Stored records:
━━━━━━━━━━━━━━━━━━━━━━━━━━━━━━
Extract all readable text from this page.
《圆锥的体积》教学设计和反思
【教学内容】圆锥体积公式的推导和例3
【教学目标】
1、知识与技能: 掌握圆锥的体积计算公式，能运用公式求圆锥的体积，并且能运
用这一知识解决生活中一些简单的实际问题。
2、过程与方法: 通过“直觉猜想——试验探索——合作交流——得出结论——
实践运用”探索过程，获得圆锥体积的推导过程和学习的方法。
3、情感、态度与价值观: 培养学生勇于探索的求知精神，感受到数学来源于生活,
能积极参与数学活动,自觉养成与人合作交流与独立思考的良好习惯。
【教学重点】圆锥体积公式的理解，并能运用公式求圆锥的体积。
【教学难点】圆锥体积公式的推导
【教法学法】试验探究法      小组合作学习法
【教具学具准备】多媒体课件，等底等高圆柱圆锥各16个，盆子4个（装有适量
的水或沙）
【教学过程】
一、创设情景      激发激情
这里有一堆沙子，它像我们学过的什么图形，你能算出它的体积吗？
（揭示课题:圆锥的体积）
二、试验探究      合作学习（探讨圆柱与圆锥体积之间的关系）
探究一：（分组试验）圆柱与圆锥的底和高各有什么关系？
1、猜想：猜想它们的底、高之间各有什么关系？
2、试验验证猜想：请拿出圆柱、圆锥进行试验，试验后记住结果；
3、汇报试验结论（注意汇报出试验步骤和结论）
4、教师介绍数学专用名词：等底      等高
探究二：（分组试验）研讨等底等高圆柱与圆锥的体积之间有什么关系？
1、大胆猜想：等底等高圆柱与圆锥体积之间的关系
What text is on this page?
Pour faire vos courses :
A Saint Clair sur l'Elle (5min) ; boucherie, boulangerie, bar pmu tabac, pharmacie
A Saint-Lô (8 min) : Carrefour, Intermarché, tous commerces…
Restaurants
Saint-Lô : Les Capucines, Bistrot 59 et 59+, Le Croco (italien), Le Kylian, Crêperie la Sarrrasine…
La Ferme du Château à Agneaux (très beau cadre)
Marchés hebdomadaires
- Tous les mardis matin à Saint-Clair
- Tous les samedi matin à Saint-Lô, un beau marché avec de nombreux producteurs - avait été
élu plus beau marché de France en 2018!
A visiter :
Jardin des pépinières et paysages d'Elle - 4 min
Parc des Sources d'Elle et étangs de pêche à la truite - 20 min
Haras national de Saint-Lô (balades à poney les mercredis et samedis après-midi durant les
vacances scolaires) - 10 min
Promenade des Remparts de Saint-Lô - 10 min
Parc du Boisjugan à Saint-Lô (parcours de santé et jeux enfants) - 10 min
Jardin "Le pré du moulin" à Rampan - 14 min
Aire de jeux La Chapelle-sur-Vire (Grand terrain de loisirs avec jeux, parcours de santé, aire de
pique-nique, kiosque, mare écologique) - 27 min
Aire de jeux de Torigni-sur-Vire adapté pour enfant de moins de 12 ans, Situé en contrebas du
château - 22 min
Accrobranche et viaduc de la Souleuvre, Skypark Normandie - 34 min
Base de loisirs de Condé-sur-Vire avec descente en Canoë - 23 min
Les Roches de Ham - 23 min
━━━━━━━━━━━━━━━━━━━━━━━━━━━━━━
_YOUR TASK:_ Read through the entries and copy each line in which "Vire" appears.

_SOLUTION FOR THIS TASK:_
Aire de jeux La Chapelle-sur-Vire (Grand terrain de loisirs avec jeux, parcours de santé, aire de
Aire de jeux de Torigni-sur-Vire adapté pour enfant de moins de 12 ans, Situé en contrebas du
Base de loisirs de Condé-sur-Vire avec descente en Canoë - 23 min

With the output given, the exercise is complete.